**Requirement 1**
Answer these from the South Park preview, one line each, marked (a), (b), (c):
(a) What two options do players have for getting past the fan?
(b) Whose power do Butters and New Kid use to shrink themselves?
(c) In the standoff between Kyle and Cartman, whom does the developer choose to fight?
**Requirement 2**
State whether each statement agrees with the South Park preview. Answer yes or no, and quote the deciding words.
(a) The enemy kid in the hallway stands on a huge rubbish blockade.
(b) New Kid opens the fight against Cartman with a fart attack.
(c) The preview calls the multi-path situations entertaining breaks from otherwise straightforward combat.
**Requirement 3**
Write the next part of the South Park preview, starting after its final sentence.

**Page extract**
GameInformer's preview shows what you get when combine Obsidian's choice and consequences with.. well, South Park:
Creativity helps in combat, but it's also necessary for navigating the school's dangerous hallways. Butters and New Kid encounter an enemy kid standing on a huge rubbish blockade. Normally, New Kid could use his powerful fart ability to knock him from the hill, but a strategically placed fan makes this difficult. Players have a few options in this dilemma. They can either trigger a sprinkler above the fan to short it out, or use an anal probe satellite to teleport into the vents above. Once within, Butters and New Kid harness the power of the Underpants Gnomes to shrink themselves and navigate the narrow ventilation shaft. These multi-path situations look like entertaining breaks from the otherwise straightforward combat.
The presentation concludes with a standoff between Kyle and Cartman. New Kid must choose a side, and the dev at the controls chooses to fight Cartman. New Kid's opening strike is to throw a piece of poop at Cartman (which was acquired earlier after defecating in a urinal). The fight concludes with a spectacular fart duel between the two, which plays out like two Dragon Ball Z characters blasting each other.

**Supplied entries**
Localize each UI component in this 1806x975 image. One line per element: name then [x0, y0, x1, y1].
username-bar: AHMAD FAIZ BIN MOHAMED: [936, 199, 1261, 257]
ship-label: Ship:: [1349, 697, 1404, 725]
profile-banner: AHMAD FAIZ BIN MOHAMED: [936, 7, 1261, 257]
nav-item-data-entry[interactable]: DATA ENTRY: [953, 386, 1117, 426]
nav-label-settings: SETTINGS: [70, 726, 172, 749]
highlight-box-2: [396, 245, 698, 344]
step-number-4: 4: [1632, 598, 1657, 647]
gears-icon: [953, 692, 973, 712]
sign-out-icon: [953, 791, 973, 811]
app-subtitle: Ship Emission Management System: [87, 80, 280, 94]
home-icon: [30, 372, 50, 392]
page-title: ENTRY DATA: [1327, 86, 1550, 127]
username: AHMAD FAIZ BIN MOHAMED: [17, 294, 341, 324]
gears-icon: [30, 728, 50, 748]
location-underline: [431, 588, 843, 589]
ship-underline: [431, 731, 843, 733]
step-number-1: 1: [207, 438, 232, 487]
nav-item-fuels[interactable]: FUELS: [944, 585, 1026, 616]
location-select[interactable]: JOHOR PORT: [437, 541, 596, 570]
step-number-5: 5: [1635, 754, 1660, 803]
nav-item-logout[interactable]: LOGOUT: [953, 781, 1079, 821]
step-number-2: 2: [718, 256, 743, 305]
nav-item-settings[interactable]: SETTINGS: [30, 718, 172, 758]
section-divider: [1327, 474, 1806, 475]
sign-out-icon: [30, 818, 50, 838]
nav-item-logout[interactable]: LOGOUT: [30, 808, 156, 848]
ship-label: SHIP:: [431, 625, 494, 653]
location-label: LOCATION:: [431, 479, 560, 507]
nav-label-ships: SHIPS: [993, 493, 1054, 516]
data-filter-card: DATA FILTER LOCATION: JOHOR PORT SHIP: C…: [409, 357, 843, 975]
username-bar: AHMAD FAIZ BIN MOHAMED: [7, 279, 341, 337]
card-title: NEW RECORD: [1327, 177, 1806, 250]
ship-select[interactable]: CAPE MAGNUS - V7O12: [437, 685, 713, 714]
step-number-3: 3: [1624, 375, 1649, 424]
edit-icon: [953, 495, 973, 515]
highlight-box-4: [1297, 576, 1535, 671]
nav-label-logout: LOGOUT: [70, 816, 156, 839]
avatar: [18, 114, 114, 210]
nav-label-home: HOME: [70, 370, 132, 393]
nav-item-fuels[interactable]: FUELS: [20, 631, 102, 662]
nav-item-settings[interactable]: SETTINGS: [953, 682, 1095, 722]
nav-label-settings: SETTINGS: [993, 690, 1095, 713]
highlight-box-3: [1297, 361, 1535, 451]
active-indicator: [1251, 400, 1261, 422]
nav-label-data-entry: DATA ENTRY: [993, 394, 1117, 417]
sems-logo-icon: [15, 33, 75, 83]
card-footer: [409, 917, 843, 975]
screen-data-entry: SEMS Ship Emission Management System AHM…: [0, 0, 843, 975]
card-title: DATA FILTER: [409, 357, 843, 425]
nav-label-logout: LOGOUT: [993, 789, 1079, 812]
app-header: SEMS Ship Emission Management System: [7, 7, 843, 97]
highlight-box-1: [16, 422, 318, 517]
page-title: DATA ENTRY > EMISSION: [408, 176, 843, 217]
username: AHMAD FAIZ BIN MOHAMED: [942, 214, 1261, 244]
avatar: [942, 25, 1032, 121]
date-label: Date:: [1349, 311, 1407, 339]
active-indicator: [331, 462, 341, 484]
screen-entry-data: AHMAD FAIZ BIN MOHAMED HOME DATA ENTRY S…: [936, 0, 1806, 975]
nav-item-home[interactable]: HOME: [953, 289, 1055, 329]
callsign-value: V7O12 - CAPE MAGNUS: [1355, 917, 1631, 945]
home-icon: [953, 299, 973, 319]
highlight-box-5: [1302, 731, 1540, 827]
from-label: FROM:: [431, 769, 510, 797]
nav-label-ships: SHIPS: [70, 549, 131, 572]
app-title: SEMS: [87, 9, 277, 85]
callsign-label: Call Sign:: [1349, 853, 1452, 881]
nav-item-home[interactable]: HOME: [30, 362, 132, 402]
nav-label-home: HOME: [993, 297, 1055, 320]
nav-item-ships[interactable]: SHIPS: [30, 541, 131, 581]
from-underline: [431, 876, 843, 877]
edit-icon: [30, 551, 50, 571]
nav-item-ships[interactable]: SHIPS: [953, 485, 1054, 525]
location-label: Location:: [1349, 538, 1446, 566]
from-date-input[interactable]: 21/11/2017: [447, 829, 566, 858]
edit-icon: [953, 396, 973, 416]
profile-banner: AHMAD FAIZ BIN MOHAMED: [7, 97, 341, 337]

**Written response 1**
(a) Players can trigger a sprinkler above the fan to short it out, or use an anal probe satellite to teleport into the vents above.
(b) The Underpants Gnomes.
(c) Cartman.

**Written response 2**
(a) Yes: "an enemy kid standing on a huge rubbish blockade"
(b) No: "New Kid's opening strike is to throw a piece of poop at Cartman"
(c) Yes: "These multi-path situations look like entertaining breaks from the otherwise straightforward combat."

**Written response 3**
South Park: The Stick of Truth features your typical slate of role-playing game features: loot in the world including new gear that changes the way your player looks, the ability to make decisions to craft your players story, and more. Each of these elements, however, is decidedly injected into the ideals of the South Park series. For example, since your character's ability is based on baking brownies, eating burritos is the obvious way to refill your mana meter.
Despite its focus on devastating butt thunder, South Park: The Stick of Truth has its charming moments. In one scene during the hands-off demo, Butters was ordered to heal the protagonist during a battle in the hallway of South Park Elementary. Butters' magic healing ability consisted of walking to the player character, giving him a pat on the back and promising, "I got your back bro." I burst out laughing.
The entire demo was set in the elementary, and you will have to navigate through the school to reach the Stick's location. There's an all-out war going on, with lots of obstacles that you'll need to get through. A number of rooms for example have obstructions blocking your path; an easy challenge for the New Kid, renowned for his magical abilities. You can use your slingshot to shoot down lighting that will in turn knock out kids. Or you can shrink yourself down in size and make your way through ventilation shafts to get around blocked routes. An alien probe that bursts out of your ass can also teleport you up to specific hard-to-reach areas.
Your biggest magical ability is your farting skills. At any time, you can press and hold the appropriate button to fart into your cupped hands and toss out fart balls. Or you can just let out blasts of farts when the situation requires it. This particular attack is also called the "Dragon Shout" attack, and yes the New Kid is also called the Dragonborn. Yup, no shame.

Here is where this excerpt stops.